(Data entries)
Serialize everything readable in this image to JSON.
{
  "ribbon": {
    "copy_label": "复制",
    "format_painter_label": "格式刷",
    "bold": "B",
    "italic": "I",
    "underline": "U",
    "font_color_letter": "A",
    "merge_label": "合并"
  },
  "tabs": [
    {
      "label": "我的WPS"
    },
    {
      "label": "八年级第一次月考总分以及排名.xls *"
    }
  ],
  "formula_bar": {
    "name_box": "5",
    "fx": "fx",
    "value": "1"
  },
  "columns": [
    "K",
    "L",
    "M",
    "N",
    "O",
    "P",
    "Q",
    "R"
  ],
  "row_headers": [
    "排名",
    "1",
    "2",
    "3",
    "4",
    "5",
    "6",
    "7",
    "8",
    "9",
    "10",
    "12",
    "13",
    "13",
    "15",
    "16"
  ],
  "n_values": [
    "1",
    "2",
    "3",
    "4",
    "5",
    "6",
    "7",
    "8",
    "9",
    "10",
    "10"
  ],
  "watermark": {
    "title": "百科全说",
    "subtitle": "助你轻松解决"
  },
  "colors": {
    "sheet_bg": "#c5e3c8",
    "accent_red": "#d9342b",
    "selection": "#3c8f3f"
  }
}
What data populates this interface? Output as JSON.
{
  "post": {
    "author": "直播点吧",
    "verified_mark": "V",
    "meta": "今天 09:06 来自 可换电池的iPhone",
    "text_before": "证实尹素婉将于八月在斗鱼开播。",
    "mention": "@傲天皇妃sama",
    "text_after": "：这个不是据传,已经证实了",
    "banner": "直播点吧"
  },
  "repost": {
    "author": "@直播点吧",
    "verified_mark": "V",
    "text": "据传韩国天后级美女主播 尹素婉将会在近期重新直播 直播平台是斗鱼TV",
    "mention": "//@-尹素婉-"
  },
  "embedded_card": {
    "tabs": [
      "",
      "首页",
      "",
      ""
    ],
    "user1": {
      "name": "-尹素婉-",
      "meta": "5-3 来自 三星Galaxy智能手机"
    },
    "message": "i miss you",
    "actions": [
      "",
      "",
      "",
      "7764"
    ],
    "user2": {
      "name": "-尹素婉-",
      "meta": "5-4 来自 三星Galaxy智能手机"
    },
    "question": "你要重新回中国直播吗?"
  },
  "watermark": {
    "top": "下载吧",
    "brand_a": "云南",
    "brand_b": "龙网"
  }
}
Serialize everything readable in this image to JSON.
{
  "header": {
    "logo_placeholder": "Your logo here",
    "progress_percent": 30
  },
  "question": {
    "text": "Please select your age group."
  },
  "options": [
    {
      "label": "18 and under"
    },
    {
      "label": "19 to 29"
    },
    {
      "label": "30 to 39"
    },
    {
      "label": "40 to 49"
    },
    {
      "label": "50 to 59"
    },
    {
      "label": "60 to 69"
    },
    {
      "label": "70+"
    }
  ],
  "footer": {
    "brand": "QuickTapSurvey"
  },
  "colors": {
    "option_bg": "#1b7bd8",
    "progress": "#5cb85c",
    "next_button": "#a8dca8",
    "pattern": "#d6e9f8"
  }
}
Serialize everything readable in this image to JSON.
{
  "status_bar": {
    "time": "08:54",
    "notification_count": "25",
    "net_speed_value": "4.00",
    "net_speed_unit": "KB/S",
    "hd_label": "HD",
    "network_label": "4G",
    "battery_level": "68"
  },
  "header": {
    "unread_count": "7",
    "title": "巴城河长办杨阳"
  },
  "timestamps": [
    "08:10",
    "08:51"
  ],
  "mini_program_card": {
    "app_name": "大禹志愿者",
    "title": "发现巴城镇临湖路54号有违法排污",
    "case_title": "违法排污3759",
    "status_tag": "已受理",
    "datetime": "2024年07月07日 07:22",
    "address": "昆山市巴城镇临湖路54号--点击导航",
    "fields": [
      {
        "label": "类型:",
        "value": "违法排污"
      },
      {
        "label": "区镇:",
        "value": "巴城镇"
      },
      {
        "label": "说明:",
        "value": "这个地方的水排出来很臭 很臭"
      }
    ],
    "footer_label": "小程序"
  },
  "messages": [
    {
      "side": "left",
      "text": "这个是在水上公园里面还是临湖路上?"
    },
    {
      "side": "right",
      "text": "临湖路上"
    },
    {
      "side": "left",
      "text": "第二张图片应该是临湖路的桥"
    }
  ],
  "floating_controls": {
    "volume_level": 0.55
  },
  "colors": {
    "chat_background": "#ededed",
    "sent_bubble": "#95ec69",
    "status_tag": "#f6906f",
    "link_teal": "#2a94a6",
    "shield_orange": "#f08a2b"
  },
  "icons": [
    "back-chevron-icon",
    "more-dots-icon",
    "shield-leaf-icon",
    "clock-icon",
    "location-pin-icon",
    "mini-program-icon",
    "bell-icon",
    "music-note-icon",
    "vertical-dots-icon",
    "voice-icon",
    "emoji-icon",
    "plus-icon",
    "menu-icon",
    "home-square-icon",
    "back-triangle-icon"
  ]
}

### Written exercise:
Transcribe every entry exactly.

### Solved problem:
Serialize everything readable in this image to JSON.
{
  "ribbon": {
    "copy_label": "复制",
    "format_painter_label": "格式刷",
    "bold": "B",
    "italic": "I",
    "underline": "U",
    "font_color_letter": "A",
    "merge_label": "合并"
  },
  "tabs": [
    {
      "label": "我的WPS"
    },
    {
      "label": "八年级第一次月考总分以及排名.xls *"
    }
  ],
  "formula_bar": {
    "name_box": "5",
    "fx": "fx",
    "value": "1"
  },
  "columns": [
    "K",
    "L",
    "M",
    "N",
    "O",
    "P",
    "Q",
    "R"
  ],
  "row_headers": [
    "排名",
    "1",
    "2",
    "3",
    "4",
    "5",
    "6",
    "7",
    "8",
    "9",
    "10",
    "12",
    "13",
    "13",
    "15",
    "16"
  ],
  "n_values": [
    "1",
    "2",
    "3",
    "4",
    "5",
    "6",
    "7",
    "8",
    "9",
    "10",
    "10"
  ],
  "watermark": {
    "title": "百科全说",
    "subtitle": "助你轻松解决"
  },
  "colors": {
    "sheet_bg": "#c5e3c8",
    "accent_red": "#d9342b",
    "selection": "#3c8f3f"
  }
}
What data populates this interface? Output as JSON.
{
  "post": {
    "author": "直播点吧",
    "verified_mark": "V",
    "meta": "今天 09:06 来自 可换电池的iPhone",
    "text_before": "证实尹素婉将于八月在斗鱼开播。",
    "mention": "@傲天皇妃sama",
    "text_after": "：这个不是据传,已经证实了",
    "banner": "直播点吧"
  },
  "repost": {
    "author": "@直播点吧",
    "verified_mark": "V",
    "text": "据传韩国天后级美女主播 尹素婉将会在近期重新直播 直播平台是斗鱼TV",
    "mention": "//@-尹素婉-"
  },
  "embedded_card": {
    "tabs": [
      "",
      "首页",
      "",
      ""
    ],
    "user1": {
      "name": "-尹素婉-",
      "meta": "5-3 来自 三星Galaxy智能手机"
    },
    "message": "i miss you",
    "actions": [
      "",
      "",
      "",
      "7764"
    ],
    "user2": {
      "name": "-尹素婉-",
      "meta": "5-4 来自 三星Galaxy智能手机"
    },
    "question": "你要重新回中国直播吗?"
  },
  "watermark": {
    "top": "下载吧",
    "brand_a": "云南",
    "brand_b": "龙网"
  }
}
Serialize everything readable in this image to JSON.
{
  "header": {
    "logo_placeholder": "Your logo here",
    "progress_percent": 30
  },
  "question": {
    "text": "Please select your age group."
  },
  "options": [
    {
      "label": "18 and under"
    },
    {
      "label": "19 to 29"
    },
    {
      "label": "30 to 39"
    },
    {
      "label": "40 to 49"
    },
    {
      "label": "50 to 59"
    },
    {
      "label": "60 to 69"
    },
    {
      "label": "70+"
    }
  ],
  "footer": {
    "brand": "QuickTapSurvey"
  },
  "colors": {
    "option_bg": "#1b7bd8",
    "progress": "#5cb85c",
    "next_button": "#a8dca8",
    "pattern": "#d6e9f8"
  }
}
Serialize everything readable in this image to JSON.
{
  "status_bar": {
    "time": "08:54",
    "notification_count": "25",
    "net_speed_value": "4.00",
    "net_speed_unit": "KB/S",
    "hd_label": "HD",
    "network_label": "4G",
    "battery_level": "68"
  },
  "header": {
    "unread_count": "7",
    "title": "巴城河长办杨阳"
  },
  "timestamps": [
    "08:10",
    "08:51"
  ],
  "mini_program_card": {
    "app_name": "大禹志愿者",
    "title": "发现巴城镇临湖路54号有违法排污",
    "case_title": "违法排污3759",
    "status_tag": "已受理",
    "datetime": "2024年07月07日 07:22",
    "address": "昆山市巴城镇临湖路54号--点击导航",
    "fields": [
      {
        "label": "类型:",
        "value": "违法排污"
      },
      {
        "label": "区镇:",
        "value": "巴城镇"
      },
      {
        "label": "说明:",
        "value": "这个地方的水排出来很臭 很臭"
      }
    ],
    "footer_label": "小程序"
  },
  "messages": [
    {
      "side": "left",
      "text": "这个是在水上公园里面还是临湖路上?"
    },
    {
      "side": "right",
      "text": "临湖路上"
    },
    {
      "side": "left",
      "text": "第二张图片应该是临湖路的桥"
    }
  ],
  "floating_controls": {
    "volume_level": 0.55
  },
  "colors": {
    "chat_background": "#ededed",
    "sent_bubble": "#95ec69",
    "status_tag": "#f6906f",
    "link_teal": "#2a94a6",
    "shield_orange": "#f08a2b"
  },
  "icons": [
    "back-chevron-icon",
    "more-dots-icon",
    "shield-leaf-icon",
    "clock-icon",
    "location-pin-icon",
    "mini-program-icon",
    "bell-icon",
    "music-note-icon",
    "vertical-dots-icon",
    "voice-icon",
    "emoji-icon",
    "plus-icon",
    "menu-icon",
    "home-square-icon",
    "back-triangle-icon"
  ]
}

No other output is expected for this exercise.